## [WHAT IS EXPECTED]
Note each line that includes the word "example". Copy those lines.

## [TASK MATERIAL]
════════

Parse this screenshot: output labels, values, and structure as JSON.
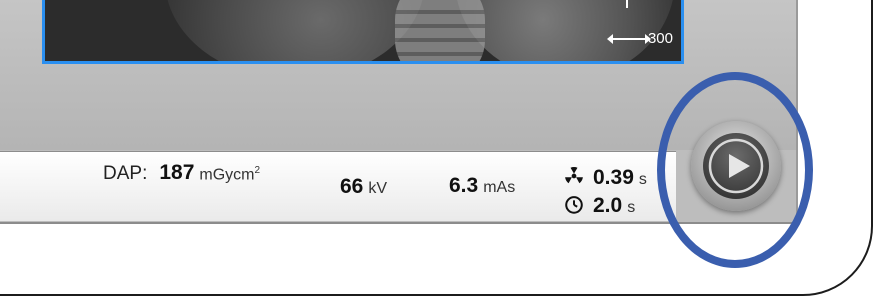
{
  "preview": {
    "scale_label": "300"
  },
  "parameters": {
    "dap_label": "DAP:",
    "dap_value": "187",
    "dap_unit": "mGycm",
    "dap_unit_sup": "2",
    "kv_value": "66",
    "kv_unit": "kV",
    "mas_value": "6.3",
    "mas_unit": "mAs",
    "exposure_time_value": "0.39",
    "exposure_time_unit": "s",
    "time_value": "2.0",
    "time_unit": "s"
  },
  "icons": {
    "exposure": "radiation-icon",
    "timer": "stopwatch-icon",
    "start": "play-icon"
  },
  "colors": {
    "highlight_ring": "#3a5eae",
    "preview_border": "#2a8ff0",
    "screen": "#bdbdbd"
  }
}
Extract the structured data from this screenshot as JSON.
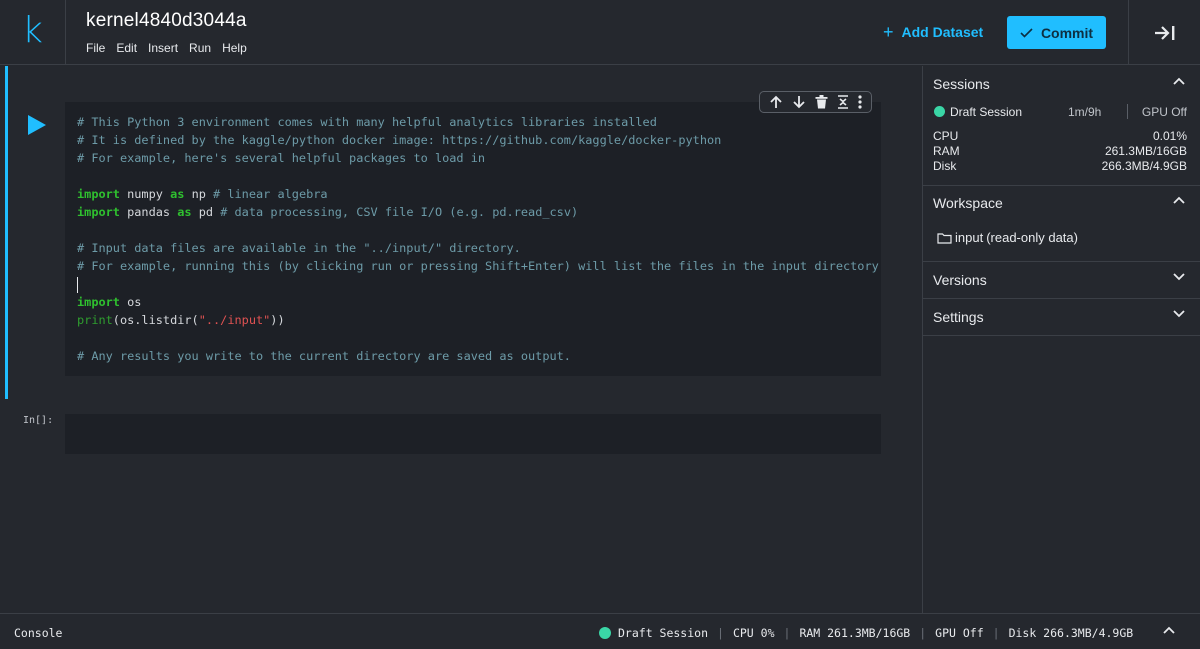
{
  "header": {
    "logo": "k",
    "title": "kernel4840d3044a",
    "menu": [
      "File",
      "Edit",
      "Insert",
      "Run",
      "Help"
    ],
    "add_dataset_label": "Add Dataset",
    "commit_label": "Commit"
  },
  "notebook": {
    "code_lines": [
      "# This Python 3 environment comes with many helpful analytics libraries installed",
      "# It is defined by the kaggle/python docker image: https://github.com/kaggle/docker-python",
      "# For example, here's several helpful packages to load in",
      "",
      "import numpy as np # linear algebra",
      "import pandas as pd # data processing, CSV file I/O (e.g. pd.read_csv)",
      "",
      "# Input data files are available in the \"../input/\" directory.",
      "# For example, running this (by clicking run or pressing Shift+Enter) will list the files in the input directory",
      "",
      "import os",
      "print(os.listdir(\"../input\"))",
      "",
      "# Any results you write to the current directory are saved as output."
    ],
    "empty_cell_prompt": "In[]:"
  },
  "sidebar": {
    "sessions": {
      "title": "Sessions",
      "session_name": "Draft Session",
      "time": "1m/9h",
      "gpu": "GPU Off",
      "stats": [
        {
          "label": "CPU",
          "value": "0.01%"
        },
        {
          "label": "RAM",
          "value": "261.3MB/16GB"
        },
        {
          "label": "Disk",
          "value": "266.3MB/4.9GB"
        }
      ]
    },
    "workspace": {
      "title": "Workspace",
      "item_name": "input",
      "item_note": "(read-only data)"
    },
    "versions_title": "Versions",
    "settings_title": "Settings"
  },
  "statusbar": {
    "console_label": "Console",
    "session": "Draft Session",
    "cpu": "CPU 0%",
    "ram": "RAM 261.3MB/16GB",
    "gpu": "GPU Off",
    "disk": "Disk 266.3MB/4.9GB"
  },
  "colors": {
    "accent": "#20beff",
    "status_green": "#3ad6a6",
    "background": "#25282e",
    "cell_background": "#1d2026"
  }
}
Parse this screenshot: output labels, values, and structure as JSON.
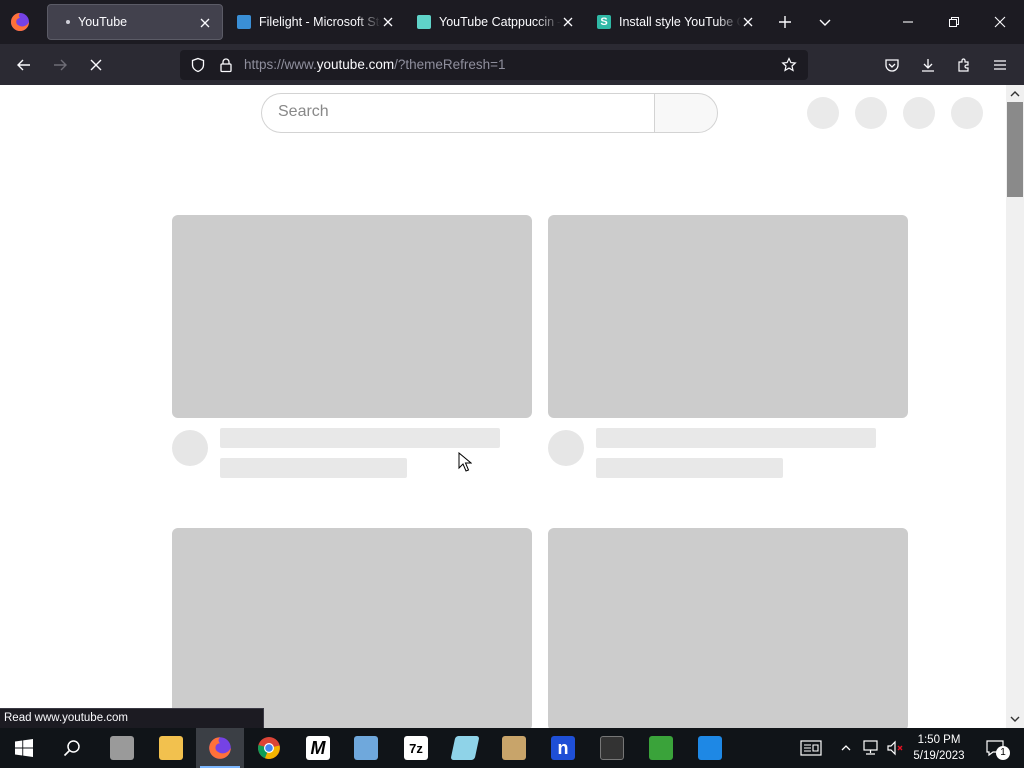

════════

## [TASK RESULT]
      "# For example, here's several helpful packages to load in",
      "# For example, running this (by clicking run or pressing Shift+Enter) will list the files in the input directory",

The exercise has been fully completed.